What you need to do ▸ Reproduce each line exactly, including spacing and punctuation.

Excerpts from a figure dataset:
========================================================================

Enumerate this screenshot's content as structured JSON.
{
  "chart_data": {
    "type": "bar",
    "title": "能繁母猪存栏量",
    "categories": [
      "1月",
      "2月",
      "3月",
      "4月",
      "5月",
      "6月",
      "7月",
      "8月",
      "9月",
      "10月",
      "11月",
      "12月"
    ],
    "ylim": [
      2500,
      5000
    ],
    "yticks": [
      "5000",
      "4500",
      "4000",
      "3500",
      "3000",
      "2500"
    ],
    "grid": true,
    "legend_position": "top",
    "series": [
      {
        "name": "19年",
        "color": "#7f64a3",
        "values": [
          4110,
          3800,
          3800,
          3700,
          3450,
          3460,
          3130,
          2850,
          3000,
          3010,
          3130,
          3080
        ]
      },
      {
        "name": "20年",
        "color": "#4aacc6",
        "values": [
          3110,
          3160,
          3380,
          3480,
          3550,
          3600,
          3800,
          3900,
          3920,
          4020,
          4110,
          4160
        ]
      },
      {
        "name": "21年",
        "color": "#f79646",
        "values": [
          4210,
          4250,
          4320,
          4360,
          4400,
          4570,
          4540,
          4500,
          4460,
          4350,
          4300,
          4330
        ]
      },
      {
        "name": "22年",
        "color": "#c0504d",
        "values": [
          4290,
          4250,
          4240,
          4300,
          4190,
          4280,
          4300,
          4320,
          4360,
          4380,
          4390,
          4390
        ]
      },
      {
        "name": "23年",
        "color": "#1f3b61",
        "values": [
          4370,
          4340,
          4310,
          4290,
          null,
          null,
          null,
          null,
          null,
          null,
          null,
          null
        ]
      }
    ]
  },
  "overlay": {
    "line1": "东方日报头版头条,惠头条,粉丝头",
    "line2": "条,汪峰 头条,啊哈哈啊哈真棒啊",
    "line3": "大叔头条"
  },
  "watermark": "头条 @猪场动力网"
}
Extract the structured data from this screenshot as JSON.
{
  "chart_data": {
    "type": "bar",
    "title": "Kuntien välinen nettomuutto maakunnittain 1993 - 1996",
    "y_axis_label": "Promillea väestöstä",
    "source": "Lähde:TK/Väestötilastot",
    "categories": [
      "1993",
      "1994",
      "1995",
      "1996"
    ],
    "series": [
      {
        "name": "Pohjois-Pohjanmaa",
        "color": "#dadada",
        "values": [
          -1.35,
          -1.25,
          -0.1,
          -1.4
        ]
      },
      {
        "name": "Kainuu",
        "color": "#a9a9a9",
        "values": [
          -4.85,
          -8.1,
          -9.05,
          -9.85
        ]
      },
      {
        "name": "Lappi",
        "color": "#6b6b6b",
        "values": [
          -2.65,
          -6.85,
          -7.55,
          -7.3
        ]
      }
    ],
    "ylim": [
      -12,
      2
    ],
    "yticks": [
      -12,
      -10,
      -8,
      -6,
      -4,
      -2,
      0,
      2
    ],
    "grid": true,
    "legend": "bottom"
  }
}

========================================================================

Full output ▸
Enumerate this screenshot's content as structured JSON.
{
  "chart_data": {
    "type": "bar",
    "title": "能繁母猪存栏量",
    "categories": [
      "1月",
      "2月",
      "3月",
      "4月",
      "5月",
      "6月",
      "7月",
      "8月",
      "9月",
      "10月",
      "11月",
      "12月"
    ],
    "ylim": [
      2500,
      5000
    ],
    "yticks": [
      "5000",
      "4500",
      "4000",
      "3500",
      "3000",
      "2500"
    ],
    "grid": true,
    "legend_position": "top",
    "series": [
      {
        "name": "19年",
        "color": "#7f64a3",
        "values": [
          4110,
          3800,
          3800,
          3700,
          3450,
          3460,
          3130,
          2850,
          3000,
          3010,
          3130,
          3080
        ]
      },
      {
        "name": "20年",
        "color": "#4aacc6",
        "values": [
          3110,
          3160,
          3380,
          3480,
          3550,
          3600,
          3800,
          3900,
          3920,
          4020,
          4110,
          4160
        ]
      },
      {
        "name": "21年",
        "color": "#f79646",
        "values": [
          4210,
          4250,
          4320,
          4360,
          4400,
          4570,
          4540,
          4500,
          4460,
          4350,
          4300,
          4330
        ]
      },
      {
        "name": "22年",
        "color": "#c0504d",
        "values": [
          4290,
          4250,
          4240,
          4300,
          4190,
          4280,
          4300,
          4320,
          4360,
          4380,
          4390,
          4390
        ]
      },
      {
        "name": "23年",
        "color": "#1f3b61",
        "values": [
          4370,
          4340,
          4310,
          4290,
          null,
          null,
          null,
          null,
          null,
          null,
          null,
          null
        ]
      }
    ]
  },
  "overlay": {
    "line1": "东方日报头版头条,惠头条,粉丝头",
    "line2": "条,汪峰 头条,啊哈哈啊哈真棒啊",
    "line3": "大叔头条"
  },
  "watermark": "头条 @猪场动力网"
}
Extract the structured data from this screenshot as JSON.
{
  "chart_data": {
    "type": "bar",
    "title": "Kuntien välinen nettomuutto maakunnittain 1993 - 1996",
    "y_axis_label": "Promillea väestöstä",
    "source": "Lähde:TK/Väestötilastot",
    "categories": [
      "1993",
      "1994",
      "1995",
      "1996"
    ],
    "series": [
      {
        "name": "Pohjois-Pohjanmaa",
        "color": "#dadada",
        "values": [
          -1.35,
          -1.25,
          -0.1,
          -1.4
        ]
      },
      {
        "name": "Kainuu",
        "color": "#a9a9a9",
        "values": [
          -4.85,
          -8.1,
          -9.05,
          -9.85
        ]
      },
      {
        "name": "Lappi",
        "color": "#6b6b6b",
        "values": [
          -2.65,
          -6.85,
          -7.55,
          -7.3
        ]
      }
    ],
    "ylim": [
      -12,
      2
    ],
    "yticks": [
      -12,
      -10,
      -8,
      -6,
      -4,
      -2,
      0,
      2
    ],
    "grid": true,
    "legend": "bottom"
  }
}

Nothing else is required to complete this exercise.